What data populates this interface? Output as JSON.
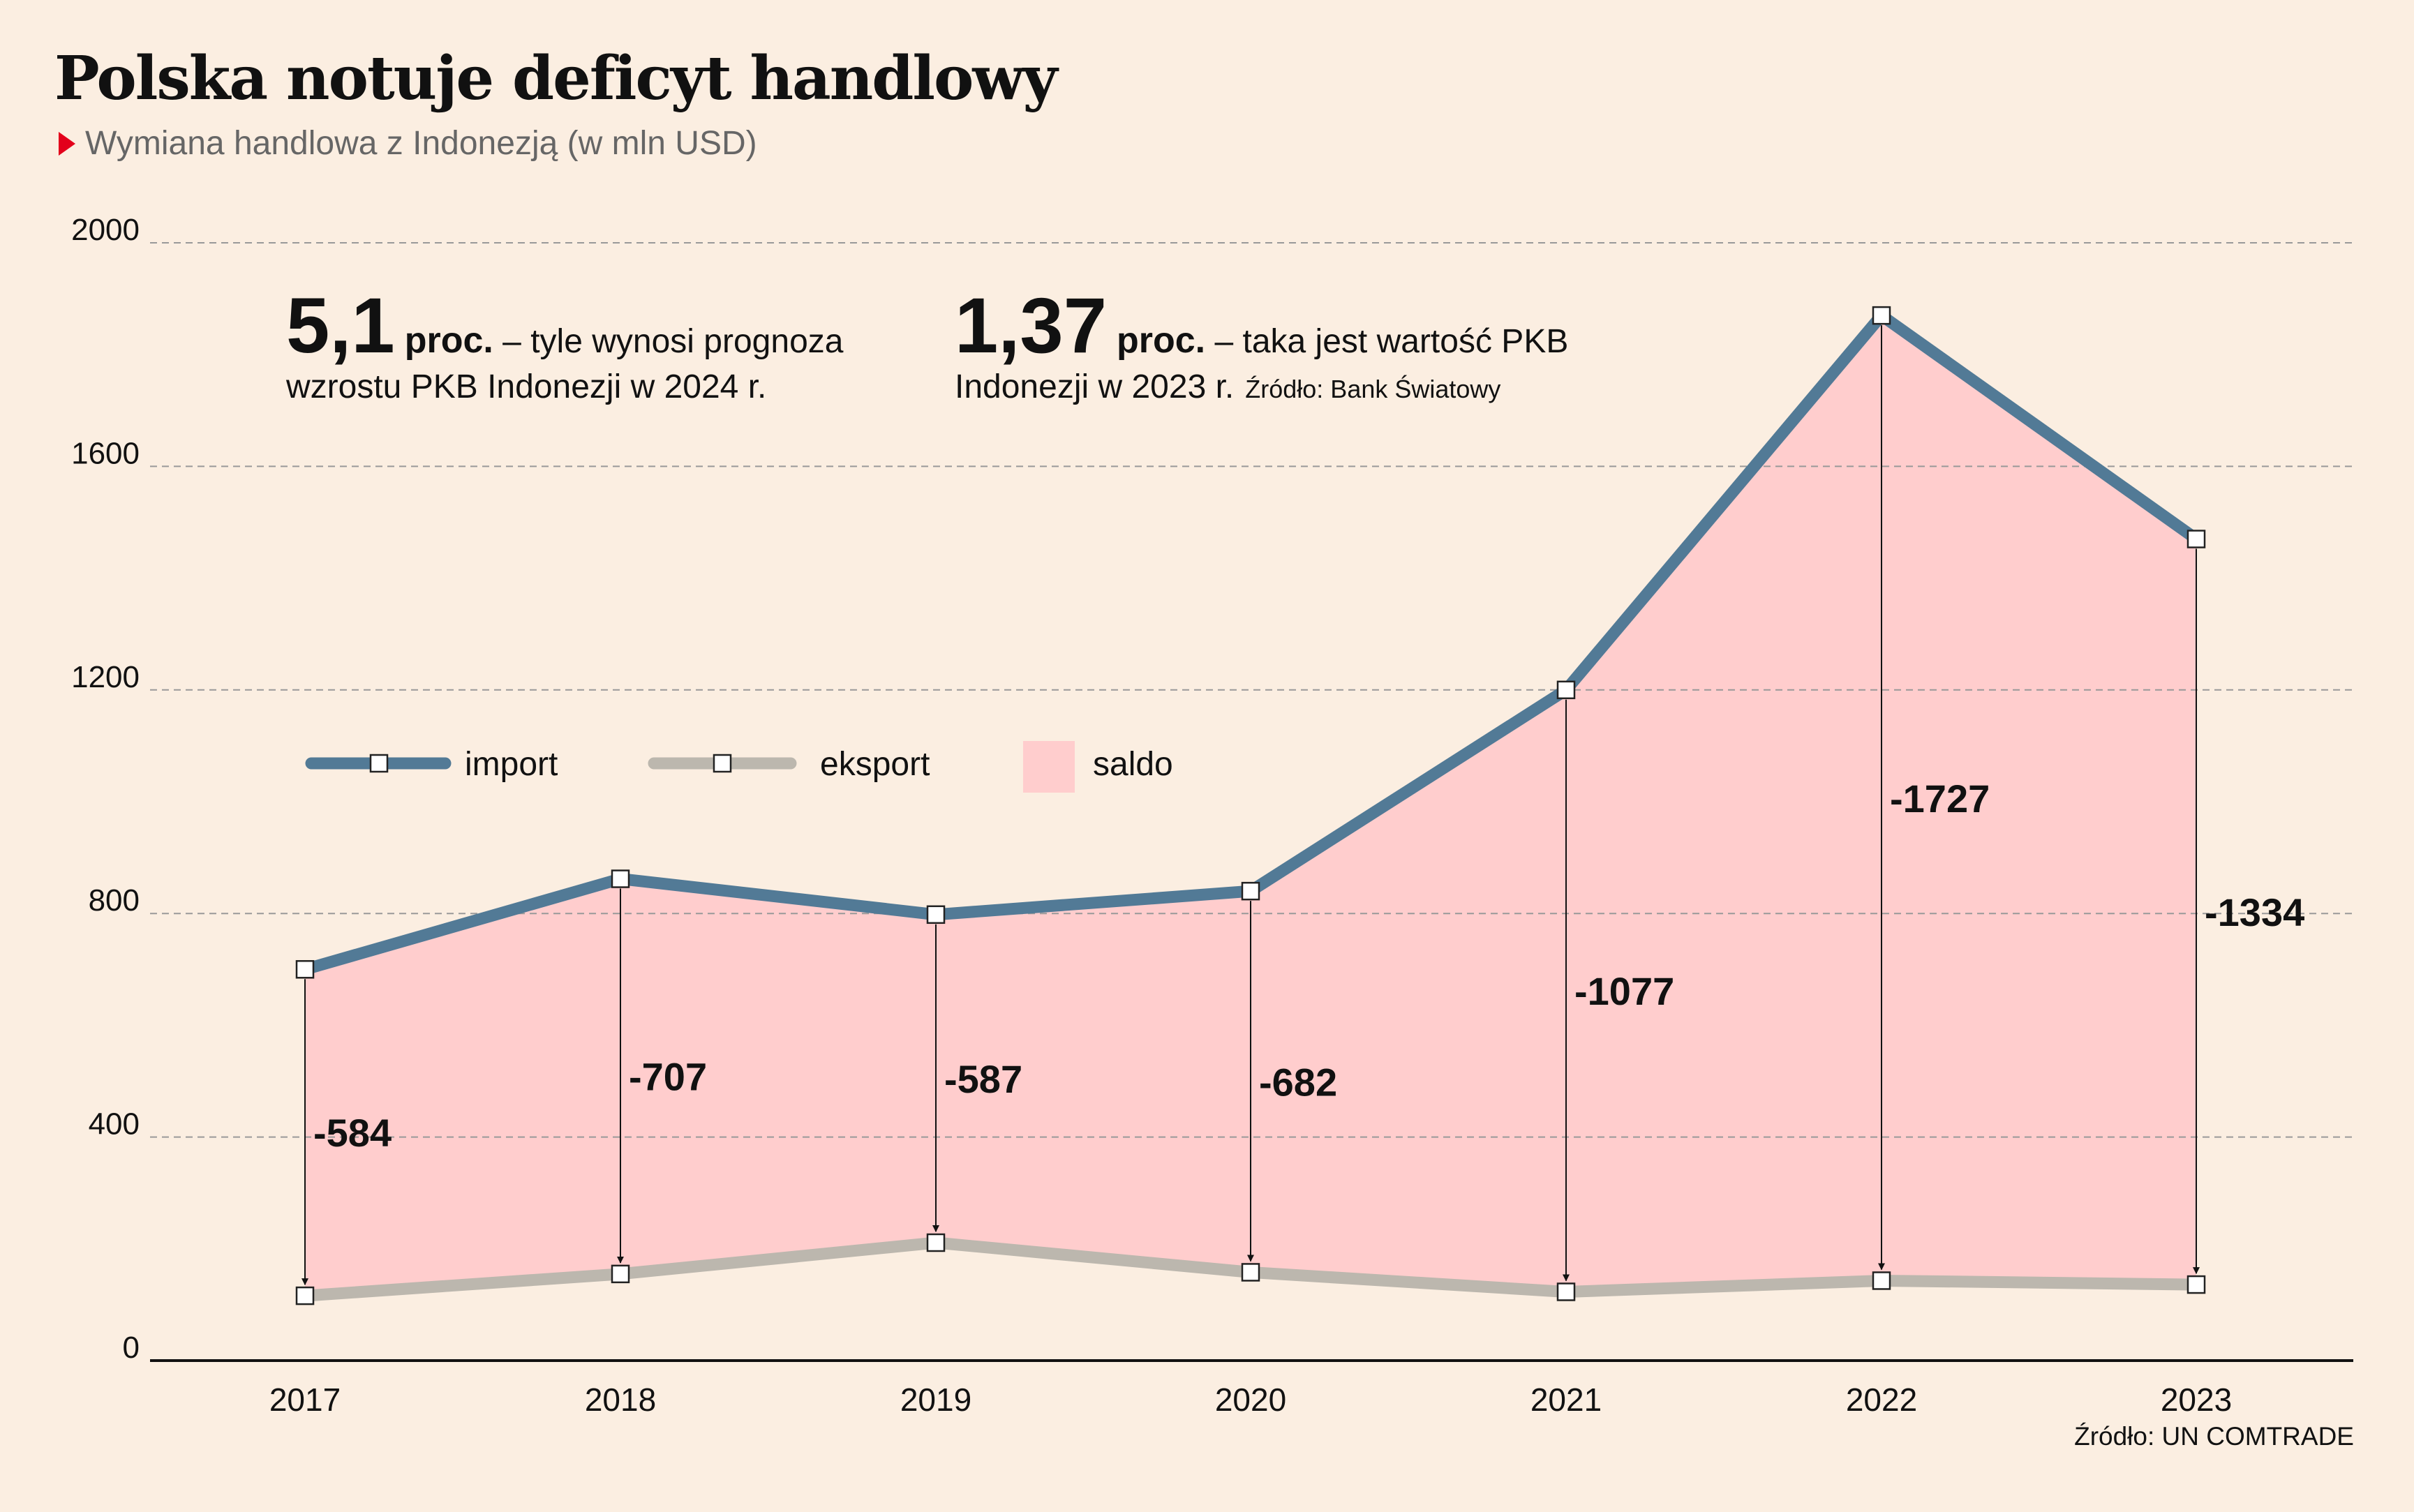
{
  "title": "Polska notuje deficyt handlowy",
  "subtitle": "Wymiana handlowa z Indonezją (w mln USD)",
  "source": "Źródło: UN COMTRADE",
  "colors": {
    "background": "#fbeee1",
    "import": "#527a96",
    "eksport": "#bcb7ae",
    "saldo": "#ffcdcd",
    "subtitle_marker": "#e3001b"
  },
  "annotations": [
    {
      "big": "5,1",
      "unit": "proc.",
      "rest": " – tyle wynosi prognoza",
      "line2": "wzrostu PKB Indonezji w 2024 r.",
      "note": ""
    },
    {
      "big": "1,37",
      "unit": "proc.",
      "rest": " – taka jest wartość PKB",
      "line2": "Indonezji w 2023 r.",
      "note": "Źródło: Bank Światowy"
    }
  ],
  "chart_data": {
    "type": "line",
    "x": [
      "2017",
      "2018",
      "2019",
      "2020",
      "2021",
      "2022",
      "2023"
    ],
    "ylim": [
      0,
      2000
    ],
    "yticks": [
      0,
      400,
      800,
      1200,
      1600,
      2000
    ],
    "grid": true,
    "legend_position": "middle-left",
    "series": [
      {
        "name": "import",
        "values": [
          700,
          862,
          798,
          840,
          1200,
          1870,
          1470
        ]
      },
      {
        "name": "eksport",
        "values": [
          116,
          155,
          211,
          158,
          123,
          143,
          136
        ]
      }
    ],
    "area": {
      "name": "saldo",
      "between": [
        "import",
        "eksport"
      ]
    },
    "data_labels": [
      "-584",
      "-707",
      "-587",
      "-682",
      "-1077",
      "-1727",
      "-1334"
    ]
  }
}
● ● ● ● ● ● ●
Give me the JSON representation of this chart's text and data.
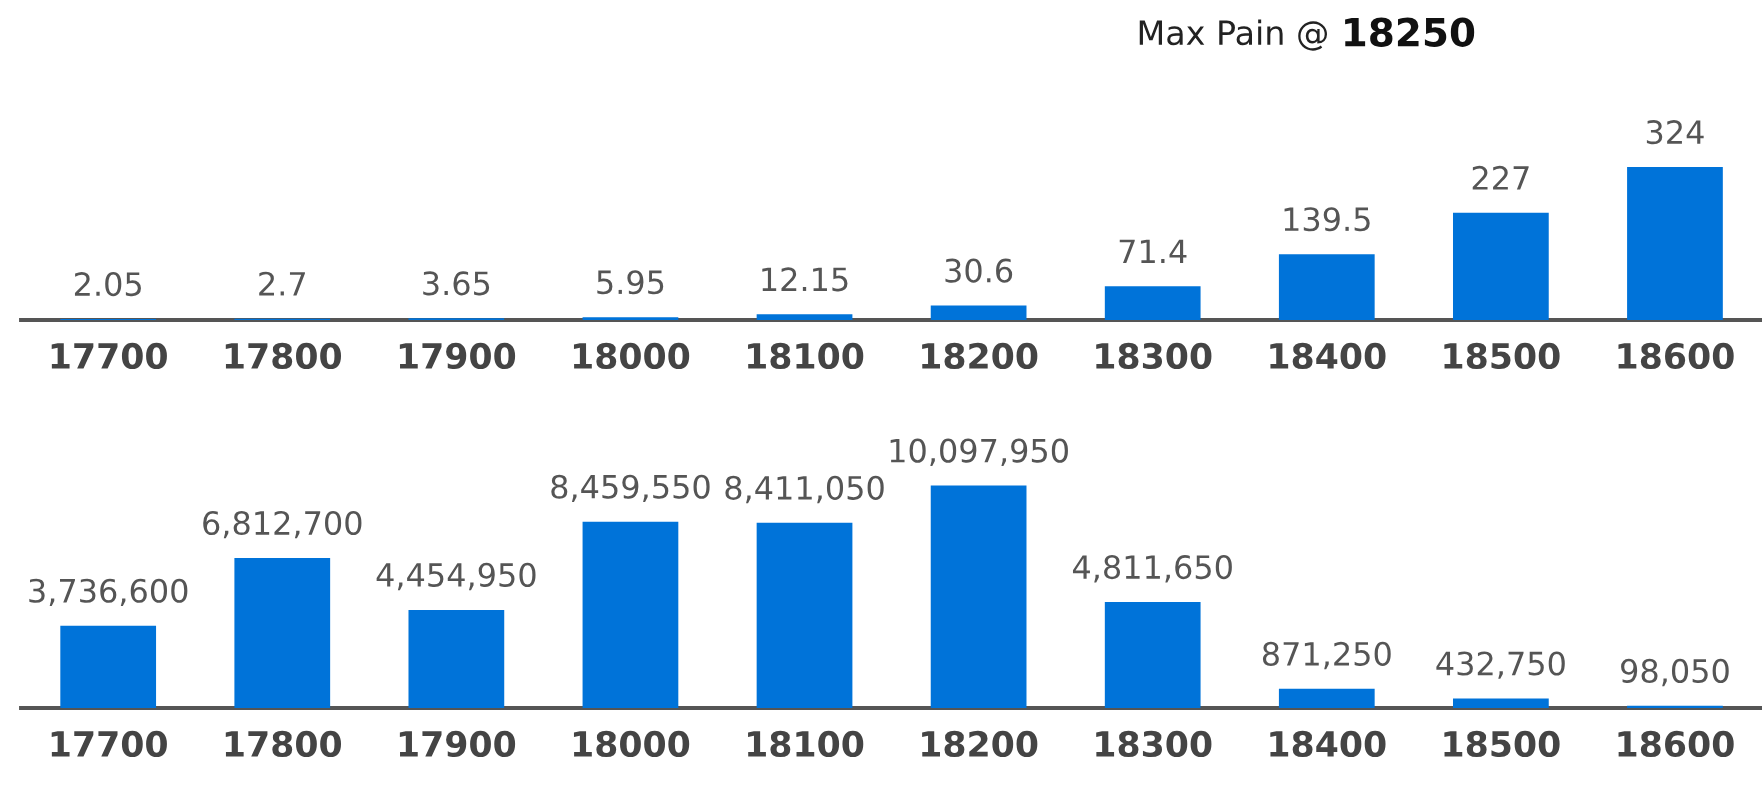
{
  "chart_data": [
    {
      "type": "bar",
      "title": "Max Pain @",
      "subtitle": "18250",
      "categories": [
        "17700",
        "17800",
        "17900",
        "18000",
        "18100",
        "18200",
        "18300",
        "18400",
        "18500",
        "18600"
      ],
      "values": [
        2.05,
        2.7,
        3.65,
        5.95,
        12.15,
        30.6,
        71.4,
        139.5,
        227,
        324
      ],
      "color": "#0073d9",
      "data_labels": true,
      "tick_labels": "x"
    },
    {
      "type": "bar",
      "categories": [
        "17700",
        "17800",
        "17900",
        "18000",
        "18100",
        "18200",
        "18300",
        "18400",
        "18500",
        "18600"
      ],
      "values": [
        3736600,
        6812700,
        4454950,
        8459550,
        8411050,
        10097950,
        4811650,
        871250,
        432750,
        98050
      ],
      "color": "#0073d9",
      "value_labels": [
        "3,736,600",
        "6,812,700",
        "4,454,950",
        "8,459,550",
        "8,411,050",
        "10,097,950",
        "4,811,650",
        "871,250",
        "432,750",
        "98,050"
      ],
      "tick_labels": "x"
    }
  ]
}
● ● ● ● ● ● ●
#### What the task asks
Look through the data above. Find each line with the string "Źródło" and copy it.

#### Answer below
  "source": "Źródło: UN COMTRADE",
      "note": "Źródło: Bank Światowy"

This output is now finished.